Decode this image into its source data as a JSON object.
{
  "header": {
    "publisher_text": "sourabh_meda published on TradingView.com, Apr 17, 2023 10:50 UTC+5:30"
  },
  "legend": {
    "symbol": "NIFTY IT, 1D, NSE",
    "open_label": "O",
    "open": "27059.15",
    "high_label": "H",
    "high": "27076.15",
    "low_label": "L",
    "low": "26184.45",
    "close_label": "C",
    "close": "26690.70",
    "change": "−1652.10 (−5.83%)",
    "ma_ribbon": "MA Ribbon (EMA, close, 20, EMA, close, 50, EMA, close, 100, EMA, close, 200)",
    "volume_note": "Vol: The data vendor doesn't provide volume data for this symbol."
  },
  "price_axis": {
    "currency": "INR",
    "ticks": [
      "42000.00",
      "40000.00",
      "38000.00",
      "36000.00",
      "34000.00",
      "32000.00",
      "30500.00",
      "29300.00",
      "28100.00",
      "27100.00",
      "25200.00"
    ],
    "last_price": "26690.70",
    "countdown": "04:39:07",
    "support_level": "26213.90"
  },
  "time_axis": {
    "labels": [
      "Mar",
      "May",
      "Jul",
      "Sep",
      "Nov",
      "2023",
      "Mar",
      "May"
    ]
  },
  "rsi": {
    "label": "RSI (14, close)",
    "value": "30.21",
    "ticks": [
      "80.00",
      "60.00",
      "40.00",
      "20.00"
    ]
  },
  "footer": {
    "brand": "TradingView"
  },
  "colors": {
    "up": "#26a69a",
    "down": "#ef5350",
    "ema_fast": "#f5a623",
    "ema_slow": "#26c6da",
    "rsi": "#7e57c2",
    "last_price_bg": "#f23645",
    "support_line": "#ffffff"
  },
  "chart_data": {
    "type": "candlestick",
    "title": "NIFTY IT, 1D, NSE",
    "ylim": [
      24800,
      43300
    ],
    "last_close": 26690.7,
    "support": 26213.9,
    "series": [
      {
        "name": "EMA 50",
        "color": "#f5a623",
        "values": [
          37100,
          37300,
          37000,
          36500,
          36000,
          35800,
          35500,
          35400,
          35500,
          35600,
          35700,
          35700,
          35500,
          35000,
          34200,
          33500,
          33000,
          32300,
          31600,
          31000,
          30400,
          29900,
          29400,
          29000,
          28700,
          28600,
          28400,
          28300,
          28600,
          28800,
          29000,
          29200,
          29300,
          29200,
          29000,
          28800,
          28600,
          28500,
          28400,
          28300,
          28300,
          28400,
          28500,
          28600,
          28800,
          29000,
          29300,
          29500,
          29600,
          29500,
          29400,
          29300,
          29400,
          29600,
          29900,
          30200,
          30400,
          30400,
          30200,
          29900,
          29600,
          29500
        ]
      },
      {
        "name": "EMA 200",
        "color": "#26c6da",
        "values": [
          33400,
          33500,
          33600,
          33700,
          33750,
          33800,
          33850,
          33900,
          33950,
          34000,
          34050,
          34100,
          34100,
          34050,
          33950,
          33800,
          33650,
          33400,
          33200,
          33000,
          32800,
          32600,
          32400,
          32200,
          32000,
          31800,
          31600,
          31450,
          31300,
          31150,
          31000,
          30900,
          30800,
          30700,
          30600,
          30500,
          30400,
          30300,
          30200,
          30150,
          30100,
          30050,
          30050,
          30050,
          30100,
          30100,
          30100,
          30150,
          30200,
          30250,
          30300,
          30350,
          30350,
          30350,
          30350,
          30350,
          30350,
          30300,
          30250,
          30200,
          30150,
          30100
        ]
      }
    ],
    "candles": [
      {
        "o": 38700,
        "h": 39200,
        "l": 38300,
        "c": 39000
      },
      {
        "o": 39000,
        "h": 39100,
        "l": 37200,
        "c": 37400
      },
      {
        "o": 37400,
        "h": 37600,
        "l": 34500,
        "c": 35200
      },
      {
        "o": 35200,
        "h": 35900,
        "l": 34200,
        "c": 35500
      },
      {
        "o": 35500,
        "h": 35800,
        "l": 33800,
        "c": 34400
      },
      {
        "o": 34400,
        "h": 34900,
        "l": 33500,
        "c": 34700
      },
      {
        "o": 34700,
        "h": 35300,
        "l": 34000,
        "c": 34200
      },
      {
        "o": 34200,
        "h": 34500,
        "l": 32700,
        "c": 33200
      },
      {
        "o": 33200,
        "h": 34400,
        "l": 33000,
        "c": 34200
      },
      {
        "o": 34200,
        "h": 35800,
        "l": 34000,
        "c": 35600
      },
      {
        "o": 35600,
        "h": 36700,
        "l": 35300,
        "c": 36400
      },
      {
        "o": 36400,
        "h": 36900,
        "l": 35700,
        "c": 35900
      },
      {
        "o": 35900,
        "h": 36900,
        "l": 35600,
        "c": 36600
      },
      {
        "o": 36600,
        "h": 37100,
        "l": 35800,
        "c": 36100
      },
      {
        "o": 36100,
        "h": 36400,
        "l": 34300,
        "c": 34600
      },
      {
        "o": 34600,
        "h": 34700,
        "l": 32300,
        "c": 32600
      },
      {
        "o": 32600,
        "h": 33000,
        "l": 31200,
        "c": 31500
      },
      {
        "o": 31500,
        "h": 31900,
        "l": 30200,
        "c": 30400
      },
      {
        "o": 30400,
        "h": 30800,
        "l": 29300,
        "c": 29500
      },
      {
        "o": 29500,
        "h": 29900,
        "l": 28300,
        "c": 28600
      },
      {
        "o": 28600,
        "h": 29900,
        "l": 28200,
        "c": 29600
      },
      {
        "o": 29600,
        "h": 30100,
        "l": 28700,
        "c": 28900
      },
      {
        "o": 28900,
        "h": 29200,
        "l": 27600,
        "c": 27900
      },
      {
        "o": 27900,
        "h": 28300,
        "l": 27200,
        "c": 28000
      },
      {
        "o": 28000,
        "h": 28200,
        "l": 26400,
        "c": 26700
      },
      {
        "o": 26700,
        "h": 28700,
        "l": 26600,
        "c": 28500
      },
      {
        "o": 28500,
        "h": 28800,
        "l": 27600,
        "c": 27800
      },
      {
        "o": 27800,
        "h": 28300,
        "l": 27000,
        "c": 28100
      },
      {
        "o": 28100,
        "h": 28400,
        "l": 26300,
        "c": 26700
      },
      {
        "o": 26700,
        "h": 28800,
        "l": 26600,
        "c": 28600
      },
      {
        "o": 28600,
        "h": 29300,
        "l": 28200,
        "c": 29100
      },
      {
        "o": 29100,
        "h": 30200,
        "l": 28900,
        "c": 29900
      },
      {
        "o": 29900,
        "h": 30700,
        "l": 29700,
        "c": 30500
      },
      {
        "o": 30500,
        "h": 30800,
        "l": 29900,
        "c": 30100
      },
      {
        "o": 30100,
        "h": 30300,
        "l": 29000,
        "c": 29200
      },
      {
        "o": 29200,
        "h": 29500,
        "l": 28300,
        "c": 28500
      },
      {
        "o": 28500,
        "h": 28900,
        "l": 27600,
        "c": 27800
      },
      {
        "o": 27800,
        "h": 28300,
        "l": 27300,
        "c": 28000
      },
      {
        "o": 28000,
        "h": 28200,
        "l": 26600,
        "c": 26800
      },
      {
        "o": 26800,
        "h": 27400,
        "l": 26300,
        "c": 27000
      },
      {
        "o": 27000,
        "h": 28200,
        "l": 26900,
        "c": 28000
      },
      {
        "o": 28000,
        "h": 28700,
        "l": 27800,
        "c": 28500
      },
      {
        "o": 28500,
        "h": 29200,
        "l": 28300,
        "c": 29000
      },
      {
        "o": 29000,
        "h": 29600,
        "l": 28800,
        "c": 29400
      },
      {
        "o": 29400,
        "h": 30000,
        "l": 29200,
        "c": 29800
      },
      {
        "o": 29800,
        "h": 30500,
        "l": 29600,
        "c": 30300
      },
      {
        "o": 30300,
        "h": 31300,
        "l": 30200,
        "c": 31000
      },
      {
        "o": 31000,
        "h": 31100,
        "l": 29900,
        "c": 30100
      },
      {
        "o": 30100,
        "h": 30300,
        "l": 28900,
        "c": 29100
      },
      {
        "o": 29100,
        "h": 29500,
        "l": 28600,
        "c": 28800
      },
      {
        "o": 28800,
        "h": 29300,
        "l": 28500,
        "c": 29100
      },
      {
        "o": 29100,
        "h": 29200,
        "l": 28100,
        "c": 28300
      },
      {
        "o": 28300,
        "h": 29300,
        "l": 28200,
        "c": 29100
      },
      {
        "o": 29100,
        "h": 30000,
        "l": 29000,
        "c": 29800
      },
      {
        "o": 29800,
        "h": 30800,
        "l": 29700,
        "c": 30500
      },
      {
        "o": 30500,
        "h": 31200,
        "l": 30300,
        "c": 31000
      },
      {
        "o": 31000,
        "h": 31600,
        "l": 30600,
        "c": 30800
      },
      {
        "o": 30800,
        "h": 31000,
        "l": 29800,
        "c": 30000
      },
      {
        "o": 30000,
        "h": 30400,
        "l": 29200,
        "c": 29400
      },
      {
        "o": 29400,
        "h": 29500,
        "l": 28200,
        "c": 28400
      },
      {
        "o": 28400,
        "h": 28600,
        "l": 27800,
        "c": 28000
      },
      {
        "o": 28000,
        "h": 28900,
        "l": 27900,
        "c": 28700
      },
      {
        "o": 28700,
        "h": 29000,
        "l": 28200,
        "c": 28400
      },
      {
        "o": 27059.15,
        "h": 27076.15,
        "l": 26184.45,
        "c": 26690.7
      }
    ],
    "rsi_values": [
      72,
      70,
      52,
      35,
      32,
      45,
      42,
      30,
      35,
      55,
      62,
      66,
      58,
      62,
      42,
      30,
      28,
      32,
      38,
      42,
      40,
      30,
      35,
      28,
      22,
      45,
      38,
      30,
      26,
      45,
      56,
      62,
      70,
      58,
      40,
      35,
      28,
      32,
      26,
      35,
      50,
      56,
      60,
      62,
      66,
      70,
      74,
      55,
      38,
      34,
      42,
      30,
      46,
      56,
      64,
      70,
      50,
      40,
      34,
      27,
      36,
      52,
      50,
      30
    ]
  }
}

# [DO THIS]
Count the lines in which the string "TradingView" appears, then report only that figure.

# [EXERCISE OUTPUT]
2